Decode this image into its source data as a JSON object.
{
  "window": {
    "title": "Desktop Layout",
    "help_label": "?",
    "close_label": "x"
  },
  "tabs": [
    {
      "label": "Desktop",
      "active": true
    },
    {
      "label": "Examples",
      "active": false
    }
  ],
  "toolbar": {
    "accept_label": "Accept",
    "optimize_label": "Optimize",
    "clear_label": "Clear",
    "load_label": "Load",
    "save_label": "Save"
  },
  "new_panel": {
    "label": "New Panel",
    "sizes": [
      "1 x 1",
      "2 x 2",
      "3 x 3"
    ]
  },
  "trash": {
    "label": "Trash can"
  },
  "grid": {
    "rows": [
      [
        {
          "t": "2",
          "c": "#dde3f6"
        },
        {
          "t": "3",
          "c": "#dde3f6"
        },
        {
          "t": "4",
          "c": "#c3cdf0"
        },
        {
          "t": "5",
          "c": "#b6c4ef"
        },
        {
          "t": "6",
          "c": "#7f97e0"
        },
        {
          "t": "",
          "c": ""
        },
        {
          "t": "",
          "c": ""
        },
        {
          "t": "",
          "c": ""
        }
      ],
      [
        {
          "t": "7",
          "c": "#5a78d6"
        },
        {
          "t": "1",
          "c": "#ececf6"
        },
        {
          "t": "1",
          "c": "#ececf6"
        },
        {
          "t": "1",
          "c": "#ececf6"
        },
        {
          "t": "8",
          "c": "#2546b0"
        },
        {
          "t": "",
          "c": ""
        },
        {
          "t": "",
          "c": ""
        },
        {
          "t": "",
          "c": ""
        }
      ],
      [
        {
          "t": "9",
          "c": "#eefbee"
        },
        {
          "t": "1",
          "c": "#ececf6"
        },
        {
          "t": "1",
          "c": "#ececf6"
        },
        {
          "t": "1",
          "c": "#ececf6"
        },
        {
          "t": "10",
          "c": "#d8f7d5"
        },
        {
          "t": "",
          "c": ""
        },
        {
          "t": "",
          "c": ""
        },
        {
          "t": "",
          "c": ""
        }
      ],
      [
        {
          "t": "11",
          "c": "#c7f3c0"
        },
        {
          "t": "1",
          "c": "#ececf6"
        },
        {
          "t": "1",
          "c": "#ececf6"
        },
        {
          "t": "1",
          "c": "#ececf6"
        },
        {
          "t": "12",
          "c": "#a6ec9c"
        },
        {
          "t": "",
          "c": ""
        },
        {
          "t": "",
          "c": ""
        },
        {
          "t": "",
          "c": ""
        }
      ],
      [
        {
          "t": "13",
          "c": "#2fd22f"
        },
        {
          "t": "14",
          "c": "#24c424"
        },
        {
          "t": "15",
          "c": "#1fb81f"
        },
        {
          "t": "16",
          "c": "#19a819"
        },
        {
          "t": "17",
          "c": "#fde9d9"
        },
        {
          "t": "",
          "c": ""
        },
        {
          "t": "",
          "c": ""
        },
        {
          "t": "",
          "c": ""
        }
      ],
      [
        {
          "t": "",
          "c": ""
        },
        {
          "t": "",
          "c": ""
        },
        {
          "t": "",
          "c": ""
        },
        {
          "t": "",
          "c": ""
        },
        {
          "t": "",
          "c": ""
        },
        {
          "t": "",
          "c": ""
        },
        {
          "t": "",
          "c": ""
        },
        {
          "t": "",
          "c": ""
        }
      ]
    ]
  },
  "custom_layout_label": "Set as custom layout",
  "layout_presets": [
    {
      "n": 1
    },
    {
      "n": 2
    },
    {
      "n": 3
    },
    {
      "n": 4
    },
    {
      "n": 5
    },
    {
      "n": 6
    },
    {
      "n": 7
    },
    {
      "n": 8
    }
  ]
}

======

» Request:
Check every line of the listing for the string "Desktop" and report how many lines have it, as a number alone.

» Answer in full:
2